#### RECORDS SHOWN ####

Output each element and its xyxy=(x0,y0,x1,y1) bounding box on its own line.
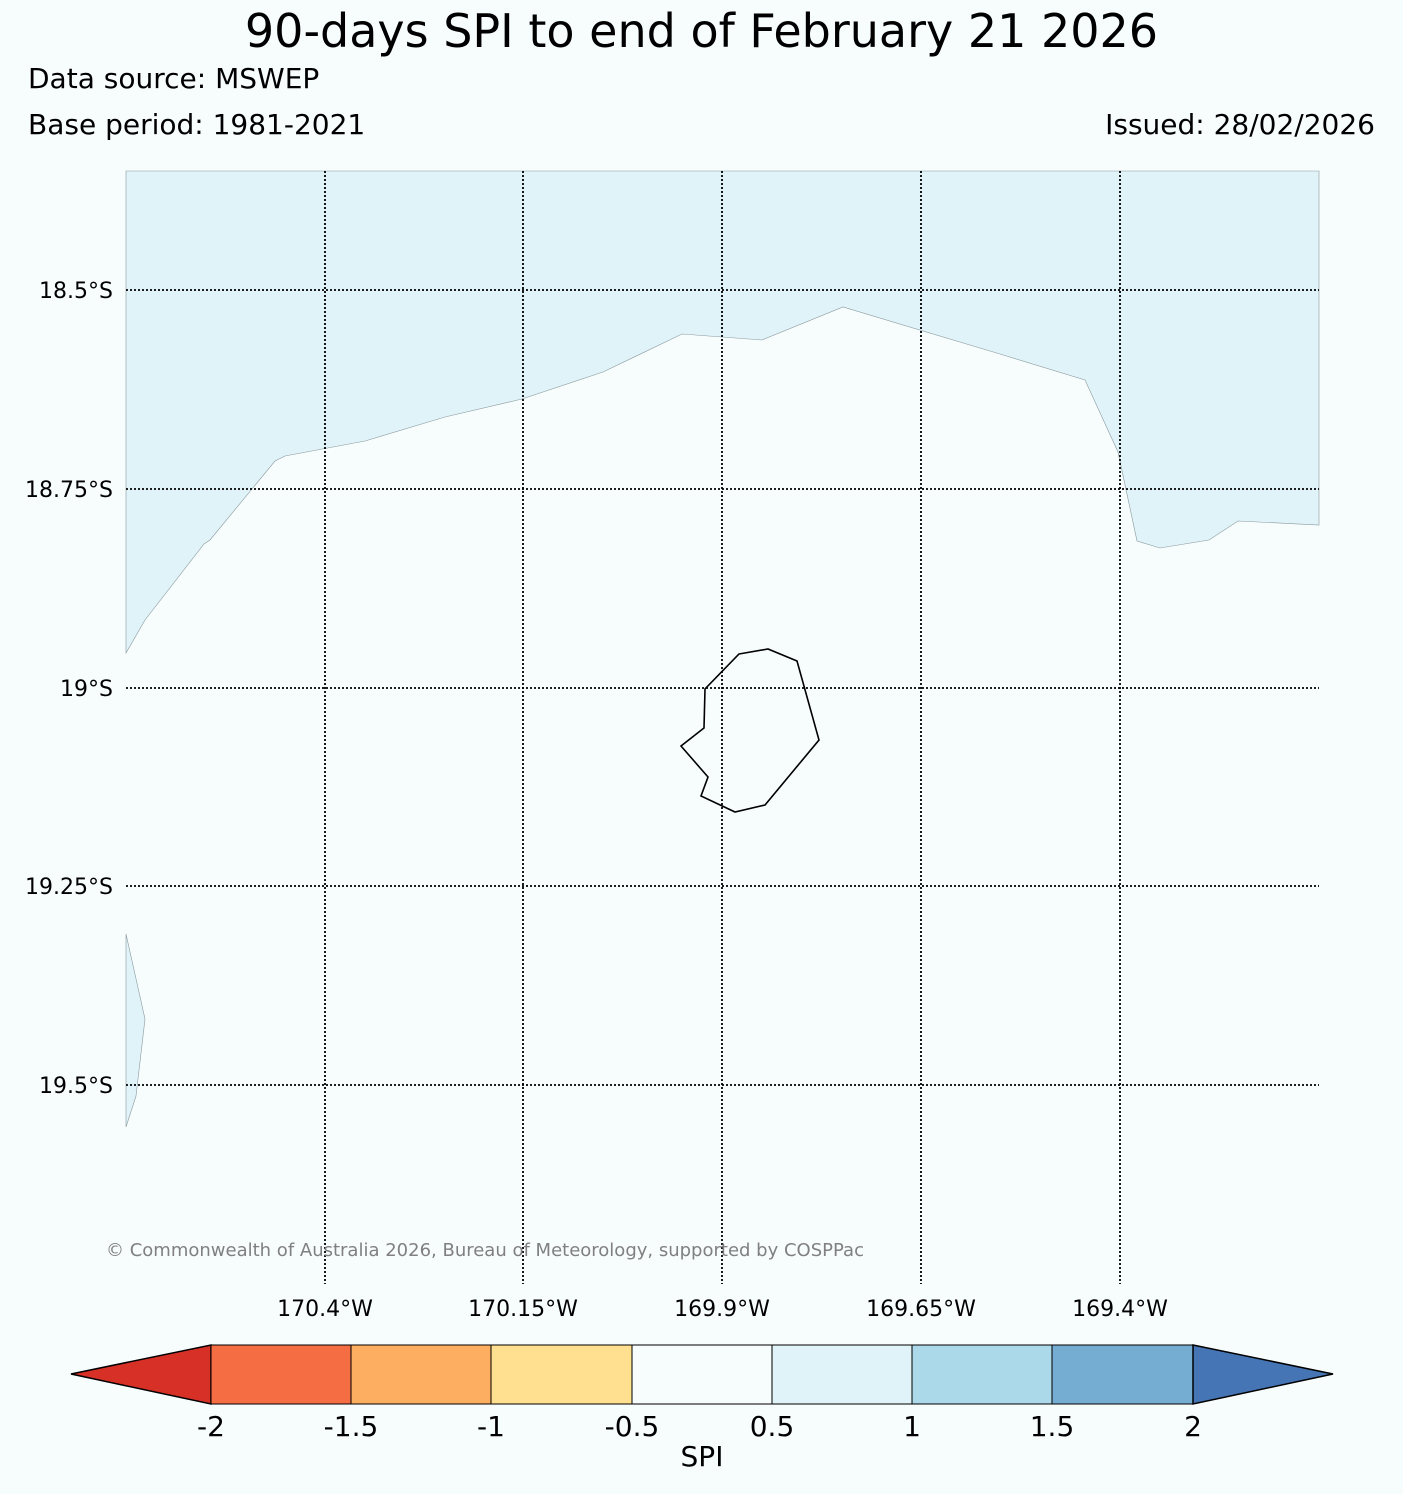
longitude-labels: 170.4°W 170.15°W 169.9°W 169.65°W 169.4°… xyxy=(277,1297,1168,1322)
colorbar-swatch xyxy=(350,1344,492,1405)
colorbar-tick: 2 xyxy=(1184,1410,1202,1443)
colorbar-swatch xyxy=(771,1344,913,1405)
lat-label: 18.75°S xyxy=(25,478,113,503)
lat-label: 19°S xyxy=(60,677,113,702)
colorbar-tick: 1 xyxy=(903,1410,921,1443)
longitude-gridlines xyxy=(324,171,1121,1284)
lon-label: 169.4°W xyxy=(1072,1297,1168,1322)
colorbar-swatch xyxy=(631,1344,773,1405)
colorbar-tick: 0.5 xyxy=(750,1410,795,1443)
colorbar-swatch xyxy=(490,1344,633,1405)
data-source-label: Data source: MSWEP xyxy=(28,62,320,95)
colorbar-extend-low xyxy=(70,1344,212,1405)
colorbar-swatch xyxy=(1051,1344,1194,1405)
lon-label: 170.4°W xyxy=(277,1297,373,1322)
issued-date-label: Issued: 28/02/2026 xyxy=(1105,108,1375,141)
lon-label: 169.65°W xyxy=(866,1297,976,1322)
latitude-labels: 18.5°S 18.75°S 19°S 19.25°S 19.5°S xyxy=(25,279,113,1099)
spi-region-west xyxy=(125,933,146,1128)
island-coastline xyxy=(679,648,820,813)
lat-label: 18.5°S xyxy=(39,279,113,304)
colorbar-extend-high xyxy=(1192,1344,1334,1405)
map-title: 90-days SPI to end of February 21 2026 xyxy=(244,4,1159,58)
base-period-label: Base period: 1981-2021 xyxy=(28,108,366,141)
colorbar-tick: 1.5 xyxy=(1030,1410,1075,1443)
colorbar-tick: -1 xyxy=(477,1410,505,1443)
colorbar: -2 -1.5 -1 -0.5 0.5 1 1.5 2 SPI xyxy=(70,1344,1334,1473)
lat-label: 19.25°S xyxy=(25,875,113,900)
colorbar-swatch xyxy=(210,1344,352,1405)
lon-label: 169.9°W xyxy=(674,1297,770,1322)
lat-label: 19.5°S xyxy=(39,1074,113,1099)
colorbar-swatch xyxy=(911,1344,1053,1405)
lon-label: 170.15°W xyxy=(468,1297,578,1322)
colorbar-tick: -0.5 xyxy=(605,1410,660,1443)
copyright-notice: © Commonwealth of Australia 2026, Bureau… xyxy=(106,1240,864,1261)
colorbar-tick: -1.5 xyxy=(324,1410,379,1443)
colorbar-title: SPI xyxy=(681,1440,724,1473)
colorbar-tick: -2 xyxy=(197,1410,225,1443)
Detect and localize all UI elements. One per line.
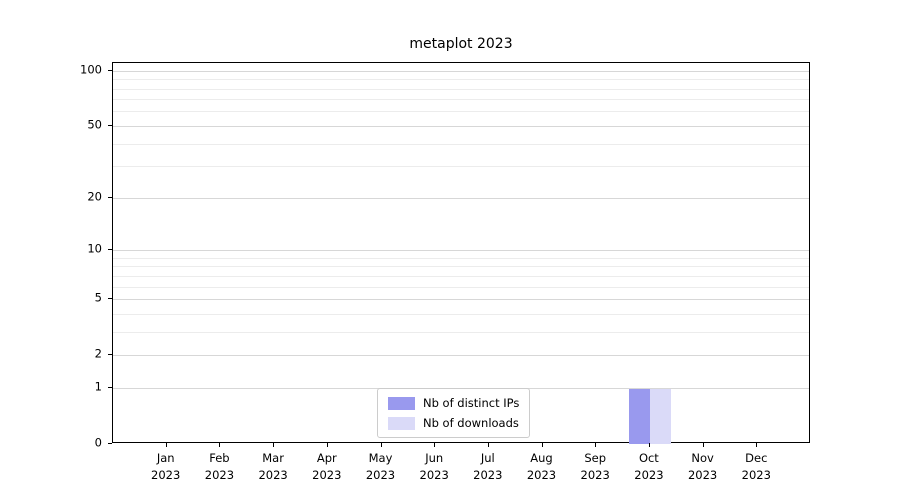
y-axis-tick-mark [108,298,112,299]
y-axis-tick-label: 100 [80,61,102,76]
legend-entry-distinct-ips: Nb of distinct IPs [388,396,519,410]
x-axis-tick-label: Apr 2023 [312,451,342,483]
y-axis-tick-mark [108,443,112,444]
legend-swatch-distinct-ips-icon [388,396,415,410]
legend: Nb of distinct IPs Nb of downloads [377,388,531,438]
chart-title: metaplot 2023 [409,36,513,52]
gridline-major [113,355,809,357]
x-axis-tick-label: Mar 2023 [258,451,288,483]
bar-downloads [649,387,671,444]
x-axis-tick-mark [541,443,543,447]
gridline-major [113,70,809,72]
x-axis-tick-mark [756,443,758,447]
x-axis-tick-label: Jun 2023 [419,451,449,483]
x-axis-tick-mark [434,443,436,447]
x-axis-tick-label: Jul 2023 [473,451,503,483]
gridline-major [113,299,809,300]
gridline-minor [113,143,809,145]
gridline-minor [113,275,809,277]
x-axis-tick-mark [380,443,382,447]
x-axis-tick-mark [219,443,221,447]
y-axis-tick-mark [108,354,112,356]
y-axis-tick-label: 10 [87,241,102,256]
gridline-minor [113,99,809,101]
gridline-major [113,125,809,127]
gridline-minor [113,286,809,288]
y-axis-tick-label: 5 [94,290,102,305]
y-axis-tick-label: 1 [94,379,102,394]
legend-entry-downloads: Nb of downloads [388,416,519,430]
y-axis-tick-mark [108,69,112,71]
y-axis-tick-mark [108,196,112,198]
gridline-minor [113,266,809,268]
gridline-minor [113,88,809,90]
bar-distinct-ips [628,387,650,444]
y-axis-tick-label: 0 [94,435,102,450]
gridline-minor [113,79,809,81]
gridline-major [113,197,809,199]
y-axis-tick-label: 2 [94,346,102,361]
legend-label-downloads: Nb of downloads [423,416,519,430]
gridline-minor [113,313,809,315]
x-axis-tick-mark [702,443,704,447]
x-axis-tick-label: Oct 2023 [634,451,664,483]
x-axis-tick-label: Feb 2023 [204,451,235,483]
x-axis-tick-mark [595,443,597,447]
x-axis-tick-label: Dec 2023 [741,451,771,483]
x-axis-tick-label: May 2023 [365,451,396,483]
x-axis-tick-mark [326,443,328,447]
y-axis-tick-mark [108,124,112,126]
gridline-minor [113,111,809,113]
x-axis-tick-label: Aug 2023 [526,451,557,483]
gridline-minor [113,257,809,259]
x-axis-tick-mark [648,443,650,447]
legend-label-distinct-ips: Nb of distinct IPs [423,396,520,410]
x-axis-tick-mark [273,443,275,447]
gridline-minor [113,331,809,333]
x-axis-tick-label: Jan 2023 [151,451,181,483]
x-axis-tick-mark [165,443,167,447]
legend-swatch-downloads-icon [388,416,415,430]
y-axis-tick-label: 50 [87,117,102,132]
y-axis-tick-mark [108,249,112,250]
gridline-minor [113,166,809,168]
x-axis-tick-label: Sep 2023 [580,451,610,483]
x-axis-tick-mark [487,443,489,447]
gridline-major [113,250,809,251]
plot-area: Nb of distinct IPs Nb of downloads [112,62,810,444]
x-axis-tick-label: Nov 2023 [687,451,718,483]
y-axis-tick-mark [108,386,112,388]
y-axis-tick-label: 20 [87,188,102,203]
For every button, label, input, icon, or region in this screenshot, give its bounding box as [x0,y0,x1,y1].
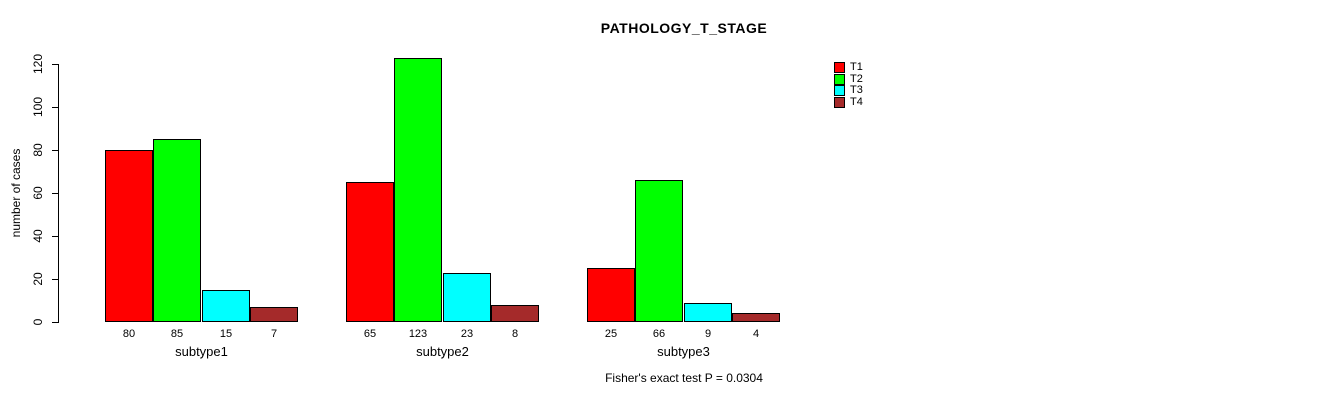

####

THE PROBLEM = Turn all the lines above into a numbered list, dropping any blank lines. Leave the pictures out of the answer.

WRITTEN REPLY =
1. Output each element and its xyxy=(x0,y0,x1,y1) bounding box on its own line.
2. longitude-labels: 170.4°W 170.15°W 169.9°W 169.65°W 169.4°… xyxy=(277,1297,1168,1322)
3. colorbar-swatch xyxy=(350,1344,492,1405)
4. colorbar-tick: 2 xyxy=(1184,1410,1202,1443)
5. colorbar-swatch xyxy=(771,1344,913,1405)
6. lat-label: 18.75°S xyxy=(25,478,113,503)
7. lat-label: 19°S xyxy=(60,677,113,702)
8. colorbar-tick: 1 xyxy=(903,1410,921,1443)
9. longitude-gridlines xyxy=(324,171,1121,1284)
10. lon-label: 169.4°W xyxy=(1072,1297,1168,1322)
11. colorbar-swatch xyxy=(631,1344,773,1405)
12. colorbar-tick: 0.5 xyxy=(750,1410,795,1443)
13. colorbar-swatch xyxy=(490,1344,633,1405)
14. data-source-label: Data source: MSWEP xyxy=(28,62,320,95)
15. colorbar-extend-low xyxy=(70,1344,212,1405)
16. colorbar-swatch xyxy=(1051,1344,1194,1405)
17. lon-label: 170.4°W xyxy=(277,1297,373,1322)
18. issued-date-label: Issued: 28/02/2026 xyxy=(1105,108,1375,141)
19. lon-label: 169.65°W xyxy=(866,1297,976,1322)
20. latitude-labels: 18.5°S 18.75°S 19°S 19.25°S 19.5°S xyxy=(25,279,113,1099)
21. spi-region-west xyxy=(125,933,146,1128)
22. island-coastline xyxy=(679,648,820,813)
23. lat-label: 18.5°S xyxy=(39,279,113,304)
24. colorbar-extend-high xyxy=(1192,1344,1334,1405)
25. map-title: 90-days SPI to end of February 21 2026 xyxy=(244,4,1159,58)
26. base-period-label: Base period: 1981-2021 xyxy=(28,108,366,141)
27. colorbar-tick: 1.5 xyxy=(1030,1410,1075,1443)
28. colorbar-tick: -1 xyxy=(477,1410,505,1443)
29. colorbar: -2 -1.5 -1 -0.5 0.5 1 1.5 2 SPI xyxy=(70,1344,1334,1473)
30. lat-label: 19.25°S xyxy=(25,875,113,900)
31. colorbar-swatch xyxy=(210,1344,352,1405)
32. lon-label: 169.9°W xyxy=(674,1297,770,1322)
33. lat-label: 19.5°S xyxy=(39,1074,113,1099)
34. colorbar-swatch xyxy=(911,1344,1053,1405)
35. lon-label: 170.15°W xyxy=(468,1297,578,1322)
36. colorbar-tick: -0.5 xyxy=(605,1410,660,1443)
37. copyright-notice: © Commonwealth of Australia 2026, Bureau… xyxy=(106,1240,864,1261)
38. colorbar-tick: -1.5 xyxy=(324,1410,379,1443)
39. colorbar-title: SPI xyxy=(681,1440,724,1473)
40. colorbar-tick: -2 xyxy=(197,1410,225,1443)
41. Detect and localize all UI elements. One per line.
42. y-axis-tick-mark [108,298,112,299]
43. y-axis-tick-label: 100 [80,61,102,76]
44. legend-entry-distinct-ips: Nb of distinct IPs [388,396,519,410]
45. x-axis-tick-label: Apr 2023 [312,451,342,483]
46. y-axis-tick-mark [108,443,112,444]
47. legend-swatch-distinct-ips-icon [388,396,415,410]
48. legend: Nb of distinct IPs Nb of downloads [377,388,531,438]
49. chart-title: metaplot 2023 [409,36,513,52]
50. gridline-major [113,355,809,357]
51. x-axis-tick-label: Mar 2023 [258,451,288,483]
52. bar-downloads [649,387,671,444]
53. x-axis-tick-mark [541,443,543,447]
54. gridline-major [113,70,809,72]
55. x-axis-tick-mark [756,443,758,447]
56. x-axis-tick-label: Jun 2023 [419,451,449,483]
57. x-axis-tick-mark [434,443,436,447]
58. x-axis-tick-label: Jul 2023 [473,451,503,483]
59. gridline-major [113,299,809,300]
60. gridline-minor [113,143,809,145]
61. gridline-minor [113,275,809,277]
62. x-axis-tick-mark [380,443,382,447]
63. x-axis-tick-mark [219,443,221,447]
64. y-axis-tick-mark [108,354,112,356]
65. y-axis-tick-label: 10 [87,241,102,256]
66. gridline-minor [113,99,809,101]
67. gridline-major [113,125,809,127]
68. gridline-minor [113,286,809,288]
69. y-axis-tick-label: 5 [94,290,102,305]
70. y-axis-tick-label: 1 [94,379,102,394]
71. legend-entry-downloads: Nb of downloads [388,416,519,430]
72. y-axis-tick-mark [108,69,112,71]
73. y-axis-tick-mark [108,196,112,198]
74. gridline-minor [113,266,809,268]
75. gridline-minor [113,88,809,90]
76. bar-distinct-ips [628,387,650,444]
77. y-axis-tick-label: 0 [94,435,102,450]
78. gridline-minor [113,79,809,81]
79. gridline-major [113,197,809,199]
80. y-axis-tick-label: 2 [94,346,102,361]
81. legend-label-downloads: Nb of downloads [423,416,519,430]
82. gridline-minor [113,313,809,315]
83. x-axis-tick-mark [702,443,704,447]
84. x-axis-tick-label: Oct 2023 [634,451,664,483]
85. x-axis-tick-label: Feb 2023 [204,451,235,483]
86. x-axis-tick-mark [595,443,597,447]
87. x-axis-tick-label: Dec 2023 [741,451,771,483]
88. x-axis-tick-label: May 2023 [365,451,396,483]
89. x-axis-tick-mark [326,443,328,447]
90. y-axis-tick-mark [108,124,112,126]
91. gridline-minor [113,111,809,113]
92. x-axis-tick-label: Aug 2023 [526,451,557,483]
93. gridline-minor [113,257,809,259]
94. x-axis-tick-mark [648,443,650,447]
95. legend-label-distinct-ips: Nb of distinct IPs [423,396,520,410]
96. x-axis-tick-mark [273,443,275,447]
97. gridline-minor [113,331,809,333]
98. x-axis-tick-label: Jan 2023 [151,451,181,483]
99. x-axis-tick-mark [165,443,167,447]
100. legend-swatch-downloads-icon [388,416,415,430]
101. y-axis-tick-label: 50 [87,117,102,132]
102. y-axis-tick-mark [108,249,112,250]
103. gridline-minor [113,166,809,168]
104. x-axis-tick-label: Sep 2023 [580,451,610,483]
105. x-axis-tick-mark [487,443,489,447]
106. gridline-major [113,250,809,251]
107. plot-area: Nb of distinct IPs Nb of downloads [112,62,810,444]
108. x-axis-tick-label: Nov 2023 [687,451,718,483]
109. y-axis-tick-mark [108,386,112,388]
110. y-axis-tick-label: 20 [87,188,102,203]
111. For every button, label, input, icon, or region in this screenshot, give its bounding box as [x0,y0,x1,y1].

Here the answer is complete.